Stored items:
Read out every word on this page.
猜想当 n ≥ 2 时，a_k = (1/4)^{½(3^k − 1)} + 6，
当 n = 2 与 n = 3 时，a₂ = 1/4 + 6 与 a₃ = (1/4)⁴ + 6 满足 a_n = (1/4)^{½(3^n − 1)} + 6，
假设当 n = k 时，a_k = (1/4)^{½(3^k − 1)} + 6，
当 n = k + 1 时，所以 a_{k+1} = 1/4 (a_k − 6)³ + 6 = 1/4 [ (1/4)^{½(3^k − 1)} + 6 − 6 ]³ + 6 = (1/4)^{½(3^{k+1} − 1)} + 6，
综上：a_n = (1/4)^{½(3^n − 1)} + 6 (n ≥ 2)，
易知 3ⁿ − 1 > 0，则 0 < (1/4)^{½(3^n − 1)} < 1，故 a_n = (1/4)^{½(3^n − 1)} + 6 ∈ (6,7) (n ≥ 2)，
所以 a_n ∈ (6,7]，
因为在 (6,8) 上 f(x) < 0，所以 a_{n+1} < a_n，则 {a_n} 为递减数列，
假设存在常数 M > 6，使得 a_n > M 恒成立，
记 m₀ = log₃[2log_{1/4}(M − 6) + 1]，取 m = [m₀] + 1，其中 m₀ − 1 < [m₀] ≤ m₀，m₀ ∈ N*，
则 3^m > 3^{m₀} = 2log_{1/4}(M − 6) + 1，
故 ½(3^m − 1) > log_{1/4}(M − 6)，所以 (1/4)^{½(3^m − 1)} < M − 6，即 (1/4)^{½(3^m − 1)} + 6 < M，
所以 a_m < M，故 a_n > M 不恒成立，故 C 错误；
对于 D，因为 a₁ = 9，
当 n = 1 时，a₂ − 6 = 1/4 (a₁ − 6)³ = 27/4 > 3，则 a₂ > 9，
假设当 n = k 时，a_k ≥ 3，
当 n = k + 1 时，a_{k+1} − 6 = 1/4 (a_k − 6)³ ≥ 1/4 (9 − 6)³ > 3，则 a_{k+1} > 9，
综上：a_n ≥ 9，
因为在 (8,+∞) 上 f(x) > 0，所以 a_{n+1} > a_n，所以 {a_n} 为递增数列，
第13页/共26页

=== Exercise objective ===
Give the listing again, word for word.

=== Result for this task ===
Read out every word on this page.
猜想当 n ≥ 2 时，a_k = (1/4)^{½(3^k − 1)} + 6，
当 n = 2 与 n = 3 时，a₂ = 1/4 + 6 与 a₃ = (1/4)⁴ + 6 满足 a_n = (1/4)^{½(3^n − 1)} + 6，
假设当 n = k 时，a_k = (1/4)^{½(3^k − 1)} + 6，
当 n = k + 1 时，所以 a_{k+1} = 1/4 (a_k − 6)³ + 6 = 1/4 [ (1/4)^{½(3^k − 1)} + 6 − 6 ]³ + 6 = (1/4)^{½(3^{k+1} − 1)} + 6，
综上：a_n = (1/4)^{½(3^n − 1)} + 6 (n ≥ 2)，
易知 3ⁿ − 1 > 0，则 0 < (1/4)^{½(3^n − 1)} < 1，故 a_n = (1/4)^{½(3^n − 1)} + 6 ∈ (6,7) (n ≥ 2)，
所以 a_n ∈ (6,7]，
因为在 (6,8) 上 f(x) < 0，所以 a_{n+1} < a_n，则 {a_n} 为递减数列，
假设存在常数 M > 6，使得 a_n > M 恒成立，
记 m₀ = log₃[2log_{1/4}(M − 6) + 1]，取 m = [m₀] + 1，其中 m₀ − 1 < [m₀] ≤ m₀，m₀ ∈ N*，
则 3^m > 3^{m₀} = 2log_{1/4}(M − 6) + 1，
故 ½(3^m − 1) > log_{1/4}(M − 6)，所以 (1/4)^{½(3^m − 1)} < M − 6，即 (1/4)^{½(3^m − 1)} + 6 < M，
所以 a_m < M，故 a_n > M 不恒成立，故 C 错误；
对于 D，因为 a₁ = 9，
当 n = 1 时，a₂ − 6 = 1/4 (a₁ − 6)³ = 27/4 > 3，则 a₂ > 9，
假设当 n = k 时，a_k ≥ 3，
当 n = k + 1 时，a_{k+1} − 6 = 1/4 (a_k − 6)³ ≥ 1/4 (9 − 6)³ > 3，则 a_{k+1} > 9，
综上：a_n ≥ 9，
因为在 (8,+∞) 上 f(x) > 0，所以 a_{n+1} > a_n，所以 {a_n} 为递增数列，
第13页/共26页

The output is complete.